Text segment —

Spacecraft properties
- Spacecraft: GPS SVN-68 (IIF-7)
- Spacecraft type: GPS Block IIF
- Manufacturer: Boeing
- Launch mass: 1,630 kilograms (3,590 lb)

Start of mission
- Launch date: 2 August 2014, 03:23 UTC
- Rocket: Atlas V 401, AV-048
- Launch site: Cape Canaveral SLC-41
- Contractor: ULA

Orbital parameters
- Reference system: Geocentric
- Regime: Medium Earth (Semi-synchronous)
- Perigee altitude: 20,341 km (12,639 mi)
- Apogee altitude: 20,469 km (12,719 mi)
- Inclination: 55.02 degrees
- Period: 727.05 minutes
- Epoch: 2 August 2014

= USA-256 =

American navigation satellite used for GPS

USA-256, also known as GPS IIF-7, GPS SVN-68 and NAVSTAR 71, is an American navigation satellite which forms part of the Global Positioning System. It was the seventh of twelve Block IIF satellites to be launched.

== Launch ==
Built by Boeing and launched by United Launch Alliance, USA-256 was launched at 03:23 UTC on 2 August 2014, atop an Atlas V 401 carrier rocket, vehicle number AV-048. The launch took place from Space Launch Complex 41 at the Cape Canaveral Air Force Station, and placed USA-256 directly into medium Earth orbit.

== Orbit ==
As of 3 August 2014, USA-256 was in an orbit with a perigee of 20341 km, an apogee of 20469 km, a period of 727.05 minutes, and 55.02 degrees of inclination to the equator. It is used to broadcast the PRN 09 signal, and operates in slot 6 of plane F of the GPS constellation. The satellite has a design life of 12 years and a mass of 1630 kg. It is currently in service following commissioning on September 17, 2014.

Records —
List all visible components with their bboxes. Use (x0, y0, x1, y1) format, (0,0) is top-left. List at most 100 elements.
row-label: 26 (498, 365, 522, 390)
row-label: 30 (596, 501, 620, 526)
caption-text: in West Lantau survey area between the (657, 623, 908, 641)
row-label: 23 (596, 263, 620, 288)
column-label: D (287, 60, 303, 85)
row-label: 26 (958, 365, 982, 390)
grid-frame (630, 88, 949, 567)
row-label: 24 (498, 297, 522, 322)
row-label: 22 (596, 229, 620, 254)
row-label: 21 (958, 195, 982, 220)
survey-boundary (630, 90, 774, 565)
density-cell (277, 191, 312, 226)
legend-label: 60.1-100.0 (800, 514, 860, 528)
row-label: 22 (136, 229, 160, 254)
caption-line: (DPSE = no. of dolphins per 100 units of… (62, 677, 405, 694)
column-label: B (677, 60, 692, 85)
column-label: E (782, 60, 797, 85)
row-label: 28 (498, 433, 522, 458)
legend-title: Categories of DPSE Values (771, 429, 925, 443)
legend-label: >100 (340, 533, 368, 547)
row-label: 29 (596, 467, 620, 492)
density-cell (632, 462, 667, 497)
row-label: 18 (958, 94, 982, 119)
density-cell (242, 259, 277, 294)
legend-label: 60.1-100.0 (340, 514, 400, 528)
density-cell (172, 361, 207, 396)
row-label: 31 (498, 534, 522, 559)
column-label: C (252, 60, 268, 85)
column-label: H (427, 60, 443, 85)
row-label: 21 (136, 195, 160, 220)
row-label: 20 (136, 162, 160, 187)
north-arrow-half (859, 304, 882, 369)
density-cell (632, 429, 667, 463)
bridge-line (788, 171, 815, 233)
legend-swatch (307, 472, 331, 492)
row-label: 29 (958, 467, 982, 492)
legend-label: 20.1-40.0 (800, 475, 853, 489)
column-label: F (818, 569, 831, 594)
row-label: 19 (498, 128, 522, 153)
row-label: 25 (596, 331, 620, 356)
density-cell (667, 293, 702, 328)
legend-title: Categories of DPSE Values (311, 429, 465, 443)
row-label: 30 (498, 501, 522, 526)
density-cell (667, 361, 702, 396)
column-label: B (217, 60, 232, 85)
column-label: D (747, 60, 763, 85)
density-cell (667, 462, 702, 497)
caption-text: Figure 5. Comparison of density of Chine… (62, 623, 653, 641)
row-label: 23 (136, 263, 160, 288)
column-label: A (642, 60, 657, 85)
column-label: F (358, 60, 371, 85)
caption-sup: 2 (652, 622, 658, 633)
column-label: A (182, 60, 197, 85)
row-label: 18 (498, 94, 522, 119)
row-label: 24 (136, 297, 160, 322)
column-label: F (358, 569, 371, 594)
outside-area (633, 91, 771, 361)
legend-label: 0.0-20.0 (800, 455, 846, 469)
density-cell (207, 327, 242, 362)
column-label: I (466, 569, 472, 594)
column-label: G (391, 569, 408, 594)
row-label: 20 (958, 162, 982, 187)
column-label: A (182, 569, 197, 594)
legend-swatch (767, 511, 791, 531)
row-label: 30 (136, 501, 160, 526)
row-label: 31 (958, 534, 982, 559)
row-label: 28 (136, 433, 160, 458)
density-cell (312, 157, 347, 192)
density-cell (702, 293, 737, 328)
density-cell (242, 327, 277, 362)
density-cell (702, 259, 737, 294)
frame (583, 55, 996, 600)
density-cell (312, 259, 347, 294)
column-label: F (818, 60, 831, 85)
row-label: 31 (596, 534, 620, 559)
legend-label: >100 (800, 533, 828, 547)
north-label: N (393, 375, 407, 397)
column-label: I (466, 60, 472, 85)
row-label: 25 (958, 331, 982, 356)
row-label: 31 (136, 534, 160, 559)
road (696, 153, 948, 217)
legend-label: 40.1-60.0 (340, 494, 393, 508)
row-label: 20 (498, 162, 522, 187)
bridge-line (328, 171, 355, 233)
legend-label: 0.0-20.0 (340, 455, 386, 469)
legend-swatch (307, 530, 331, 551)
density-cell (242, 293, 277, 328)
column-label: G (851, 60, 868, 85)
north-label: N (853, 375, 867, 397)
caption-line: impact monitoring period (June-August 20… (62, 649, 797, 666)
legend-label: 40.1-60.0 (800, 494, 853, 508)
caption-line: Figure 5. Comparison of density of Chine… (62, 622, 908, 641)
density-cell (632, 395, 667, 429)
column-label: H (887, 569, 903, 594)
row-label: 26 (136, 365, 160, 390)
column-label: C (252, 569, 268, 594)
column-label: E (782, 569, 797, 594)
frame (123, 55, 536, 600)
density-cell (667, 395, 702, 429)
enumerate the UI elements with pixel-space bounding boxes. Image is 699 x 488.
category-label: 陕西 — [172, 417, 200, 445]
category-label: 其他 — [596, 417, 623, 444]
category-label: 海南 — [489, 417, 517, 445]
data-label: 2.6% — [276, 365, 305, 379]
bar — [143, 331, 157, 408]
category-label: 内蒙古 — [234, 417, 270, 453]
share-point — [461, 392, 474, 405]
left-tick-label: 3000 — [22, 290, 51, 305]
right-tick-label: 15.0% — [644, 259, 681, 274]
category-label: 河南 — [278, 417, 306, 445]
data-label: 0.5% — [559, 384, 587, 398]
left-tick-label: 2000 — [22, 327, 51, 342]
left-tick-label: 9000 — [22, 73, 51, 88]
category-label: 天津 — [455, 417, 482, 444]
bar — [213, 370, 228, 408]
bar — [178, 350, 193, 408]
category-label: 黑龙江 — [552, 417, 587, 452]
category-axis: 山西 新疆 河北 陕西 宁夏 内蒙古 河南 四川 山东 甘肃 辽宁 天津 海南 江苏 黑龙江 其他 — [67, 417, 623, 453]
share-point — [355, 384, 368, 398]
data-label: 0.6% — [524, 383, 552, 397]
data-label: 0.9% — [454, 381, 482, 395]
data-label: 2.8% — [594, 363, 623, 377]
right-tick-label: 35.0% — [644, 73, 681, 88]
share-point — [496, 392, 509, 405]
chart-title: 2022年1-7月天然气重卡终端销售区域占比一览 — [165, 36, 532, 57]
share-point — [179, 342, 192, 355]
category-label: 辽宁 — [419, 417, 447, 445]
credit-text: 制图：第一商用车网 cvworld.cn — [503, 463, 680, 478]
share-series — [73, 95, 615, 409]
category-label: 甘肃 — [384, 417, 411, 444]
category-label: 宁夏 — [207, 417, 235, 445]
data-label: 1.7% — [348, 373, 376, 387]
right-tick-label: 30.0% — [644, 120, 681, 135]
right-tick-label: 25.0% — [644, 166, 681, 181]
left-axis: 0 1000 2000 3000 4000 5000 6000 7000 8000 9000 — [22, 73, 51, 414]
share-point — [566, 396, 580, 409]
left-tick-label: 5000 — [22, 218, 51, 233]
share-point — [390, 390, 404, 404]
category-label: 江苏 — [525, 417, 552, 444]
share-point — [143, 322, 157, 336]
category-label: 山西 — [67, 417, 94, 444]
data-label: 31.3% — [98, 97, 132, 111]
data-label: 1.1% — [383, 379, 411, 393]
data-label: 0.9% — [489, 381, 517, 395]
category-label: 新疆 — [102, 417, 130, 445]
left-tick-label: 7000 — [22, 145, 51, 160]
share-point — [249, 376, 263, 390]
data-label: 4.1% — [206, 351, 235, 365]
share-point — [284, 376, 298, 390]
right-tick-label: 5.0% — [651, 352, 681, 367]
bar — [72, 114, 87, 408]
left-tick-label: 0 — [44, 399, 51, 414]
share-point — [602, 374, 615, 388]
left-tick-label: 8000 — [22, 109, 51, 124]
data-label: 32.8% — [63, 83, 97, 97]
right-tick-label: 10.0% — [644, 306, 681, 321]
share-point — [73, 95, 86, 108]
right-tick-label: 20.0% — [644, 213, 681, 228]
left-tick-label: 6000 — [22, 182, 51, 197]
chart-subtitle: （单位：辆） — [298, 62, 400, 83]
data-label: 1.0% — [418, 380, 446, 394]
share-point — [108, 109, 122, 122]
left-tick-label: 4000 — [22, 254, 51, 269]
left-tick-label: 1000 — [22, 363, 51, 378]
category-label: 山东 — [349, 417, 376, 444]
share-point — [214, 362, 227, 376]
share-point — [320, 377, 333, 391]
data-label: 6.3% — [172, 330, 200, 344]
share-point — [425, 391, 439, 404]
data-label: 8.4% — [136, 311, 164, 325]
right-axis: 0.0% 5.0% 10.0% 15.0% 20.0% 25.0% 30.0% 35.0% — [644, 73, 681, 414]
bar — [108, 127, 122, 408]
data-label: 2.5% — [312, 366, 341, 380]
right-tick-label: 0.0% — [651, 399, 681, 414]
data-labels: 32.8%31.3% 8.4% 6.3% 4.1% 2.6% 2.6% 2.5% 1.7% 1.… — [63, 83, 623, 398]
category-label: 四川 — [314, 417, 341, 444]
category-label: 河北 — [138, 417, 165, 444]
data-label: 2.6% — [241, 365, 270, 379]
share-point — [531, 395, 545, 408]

What is expected — Copy the text about the USA-256 satellite word for word, in full.

Finished exercise —
Spacecraft properties
- Spacecraft: GPS SVN-68 (IIF-7)
- Spacecraft type: GPS Block IIF
- Manufacturer: Boeing
- Launch mass: 1,630 kilograms (3,590 lb)

Start of mission
- Launch date: 2 August 2014, 03:23 UTC
- Rocket: Atlas V 401, AV-048
- Launch site: Cape Canaveral SLC-41
- Contractor: ULA

Orbital parameters
- Reference system: Geocentric
- Regime: Medium Earth (Semi-synchronous)
- Perigee altitude: 20,341 km (12,639 mi)
- Apogee altitude: 20,469 km (12,719 mi)
- Inclination: 55.02 degrees
- Period: 727.05 minutes
- Epoch: 2 August 2014

= USA-256 =

American navigation satellite used for GPS

USA-256, also known as GPS IIF-7, GPS SVN-68 and NAVSTAR 71, is an American navigation satellite which forms part of the Global Positioning System. It was the seventh of twelve Block IIF satellites to be launched.

== Launch ==
Built by Boeing and launched by United Launch Alliance, USA-256 was launched at 03:23 UTC on 2 August 2014, atop an Atlas V 401 carrier rocket, vehicle number AV-048. The launch took place from Space Launch Complex 41 at the Cape Canaveral Air Force Station, and placed USA-256 directly into medium Earth orbit.

== Orbit ==
As of 3 August 2014, USA-256 was in an orbit with a perigee of 20341 km, an apogee of 20469 km, a period of 727.05 minutes, and 55.02 degrees of inclination to the equator. It is used to broadcast the PRN 09 signal, and operates in slot 6 of plane F of the GPS constellation. The satellite has a design life of 12 years and a mass of 1630 kg. It is currently in service following commissioning on September 17, 2014.